__Fragmento del texto__
Esquirlas dardennianas

Constantes y puntos de quiebre en la sobresaliente filmografía de los hacedores de La Promesa y El hijo.
El chico de la bicicleta, de Luc y Jean-Pierre Dardenne.

Reseña publicada en la edición impresa del número de enero/febrero de 2012.

 

A pesar de mostrar los signos de una evidente regularidad temática y estilística, debajo del suelo del cine de los hermanos Dardenne chocan las placas de una obra caótica y disímil. Partamos del sedimento: Luc y Jean-Pierre Dardenne ubican casi todos sus relatos en Seraing, una pequeña localidad belga de habla francesa y mayormente fabril. Si el francés con que se comunican sus personajes le imprime a sus películas cierto aire de familiaridad con respecto a un cine de carácter internacional, unos pocos minutos alcanzan para notar las profundas diferencias que lo separan de la producción de Francia (al menos de la que llega a nuestro país): la paleta gris de Seraing se compone, no solo de fábricas, nubarrones y asfalto sucio, sino también de pobres y marginados que hacen todo lo que esté a su alcance para permanecer dentro de los límites del sistema. Así es la vida de los protagonistas de La promesa y Rosetta: para comprar una casa propia o conseguir un trabajo que permita pagar el alquiler y los servicios más básicos no se repara en los medios, ya sea explotar a inmigrantes ilegales o acusar en forma traicionera a un amigo que antes brindó refugio, comida y comprensión. Las criaturas dardennianas no son resistentes que se revelan, sino meras esquirlas, daños colaterales de un capitalismo que mina cuerpos, mentes y lazos de cualquier clase.

__Datos proporcionados__
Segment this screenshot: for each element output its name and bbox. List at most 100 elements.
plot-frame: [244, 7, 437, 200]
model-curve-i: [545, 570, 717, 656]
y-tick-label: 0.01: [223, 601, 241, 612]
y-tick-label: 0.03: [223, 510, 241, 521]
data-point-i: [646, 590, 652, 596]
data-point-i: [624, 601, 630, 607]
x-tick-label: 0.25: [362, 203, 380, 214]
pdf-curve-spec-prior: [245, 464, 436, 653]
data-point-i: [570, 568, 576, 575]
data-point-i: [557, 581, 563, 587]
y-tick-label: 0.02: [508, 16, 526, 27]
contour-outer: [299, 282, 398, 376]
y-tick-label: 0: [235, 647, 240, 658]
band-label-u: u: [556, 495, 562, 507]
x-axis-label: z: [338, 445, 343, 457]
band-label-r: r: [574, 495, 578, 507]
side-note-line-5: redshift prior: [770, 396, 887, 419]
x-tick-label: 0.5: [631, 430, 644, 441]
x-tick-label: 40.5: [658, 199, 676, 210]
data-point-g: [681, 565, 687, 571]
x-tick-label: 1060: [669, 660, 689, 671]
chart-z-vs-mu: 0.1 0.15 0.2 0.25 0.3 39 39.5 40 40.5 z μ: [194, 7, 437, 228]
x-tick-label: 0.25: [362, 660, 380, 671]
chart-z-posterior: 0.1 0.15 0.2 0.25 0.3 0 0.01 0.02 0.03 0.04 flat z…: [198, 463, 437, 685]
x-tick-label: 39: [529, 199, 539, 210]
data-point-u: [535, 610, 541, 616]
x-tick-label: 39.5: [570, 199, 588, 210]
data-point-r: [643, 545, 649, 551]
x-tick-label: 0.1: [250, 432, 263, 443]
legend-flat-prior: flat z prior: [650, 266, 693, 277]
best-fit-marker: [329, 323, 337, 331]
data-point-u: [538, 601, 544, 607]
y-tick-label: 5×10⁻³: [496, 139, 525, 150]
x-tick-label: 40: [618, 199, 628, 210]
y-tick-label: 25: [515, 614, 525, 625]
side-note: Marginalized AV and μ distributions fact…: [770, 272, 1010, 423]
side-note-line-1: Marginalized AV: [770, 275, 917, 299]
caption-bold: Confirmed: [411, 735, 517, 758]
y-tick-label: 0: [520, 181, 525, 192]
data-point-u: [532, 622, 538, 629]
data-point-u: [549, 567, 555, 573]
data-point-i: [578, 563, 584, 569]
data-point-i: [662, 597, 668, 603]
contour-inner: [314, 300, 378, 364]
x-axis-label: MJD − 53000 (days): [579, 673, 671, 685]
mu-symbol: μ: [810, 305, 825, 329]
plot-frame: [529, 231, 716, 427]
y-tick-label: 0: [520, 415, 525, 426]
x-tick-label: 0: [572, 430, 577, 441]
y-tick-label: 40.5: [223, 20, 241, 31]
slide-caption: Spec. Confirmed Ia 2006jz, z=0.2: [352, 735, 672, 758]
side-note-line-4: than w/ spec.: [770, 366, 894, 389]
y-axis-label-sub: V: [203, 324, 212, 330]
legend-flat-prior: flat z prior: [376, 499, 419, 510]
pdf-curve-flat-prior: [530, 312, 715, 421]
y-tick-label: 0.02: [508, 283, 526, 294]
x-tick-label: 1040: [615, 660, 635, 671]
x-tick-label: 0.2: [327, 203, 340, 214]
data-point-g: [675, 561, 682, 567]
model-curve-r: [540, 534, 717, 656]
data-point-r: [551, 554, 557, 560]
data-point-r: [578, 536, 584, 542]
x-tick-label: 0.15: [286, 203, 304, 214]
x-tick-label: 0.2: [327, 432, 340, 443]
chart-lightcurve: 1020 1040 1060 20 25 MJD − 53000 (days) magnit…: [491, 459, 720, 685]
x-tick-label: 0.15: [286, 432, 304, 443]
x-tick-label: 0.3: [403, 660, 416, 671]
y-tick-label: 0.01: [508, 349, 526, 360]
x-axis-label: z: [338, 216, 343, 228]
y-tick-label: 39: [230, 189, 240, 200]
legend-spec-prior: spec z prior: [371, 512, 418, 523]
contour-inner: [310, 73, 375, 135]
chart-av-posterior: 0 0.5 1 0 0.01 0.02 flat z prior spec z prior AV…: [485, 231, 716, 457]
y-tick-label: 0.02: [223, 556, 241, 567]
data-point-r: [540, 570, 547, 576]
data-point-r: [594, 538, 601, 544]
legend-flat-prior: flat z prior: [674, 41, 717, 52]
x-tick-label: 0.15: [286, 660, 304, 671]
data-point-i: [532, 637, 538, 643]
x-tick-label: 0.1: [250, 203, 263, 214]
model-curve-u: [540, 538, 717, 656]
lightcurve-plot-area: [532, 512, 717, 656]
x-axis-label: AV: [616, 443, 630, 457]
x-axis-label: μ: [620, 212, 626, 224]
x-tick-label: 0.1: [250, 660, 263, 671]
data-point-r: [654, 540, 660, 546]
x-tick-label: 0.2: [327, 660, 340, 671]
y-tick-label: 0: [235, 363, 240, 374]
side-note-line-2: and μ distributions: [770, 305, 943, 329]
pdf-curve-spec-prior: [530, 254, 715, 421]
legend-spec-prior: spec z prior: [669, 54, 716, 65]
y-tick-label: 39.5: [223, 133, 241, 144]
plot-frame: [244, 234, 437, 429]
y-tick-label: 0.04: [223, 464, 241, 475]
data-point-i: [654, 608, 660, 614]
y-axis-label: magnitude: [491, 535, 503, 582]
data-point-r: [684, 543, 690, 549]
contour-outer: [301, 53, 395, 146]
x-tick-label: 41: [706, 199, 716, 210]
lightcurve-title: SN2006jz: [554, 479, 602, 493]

__Actividades propuestas__
1. Traduce al inglés la siguiente oración de la reseña sobre el cine de los hermanos Dardenne: "Partamos del sedimento: Luc y Jean-Pierre Dardenne ubican casi todos sus relatos en Seraing, una pequeña localidad belga de habla francesa y mayormente fabril."
2. Cita literalmente el pasaje de la reseña sobre el cine de los hermanos Dardenne que comienza en "Constantes y puntos" y termina en "y Jean-Pierre Dardenne.".

__Respuestas__
1. Let us start from the sediment: Luc and Jean-Pierre Dardenne set almost all of their stories in Seraing, a small, mostly industrial, French-speaking Belgian town.

2.
Constantes y puntos de quiebre en la sobresaliente filmografía de los hacedores de La Promesa y El hijo.
El chico de la bicicleta, de Luc y Jean-Pierre Dardenne.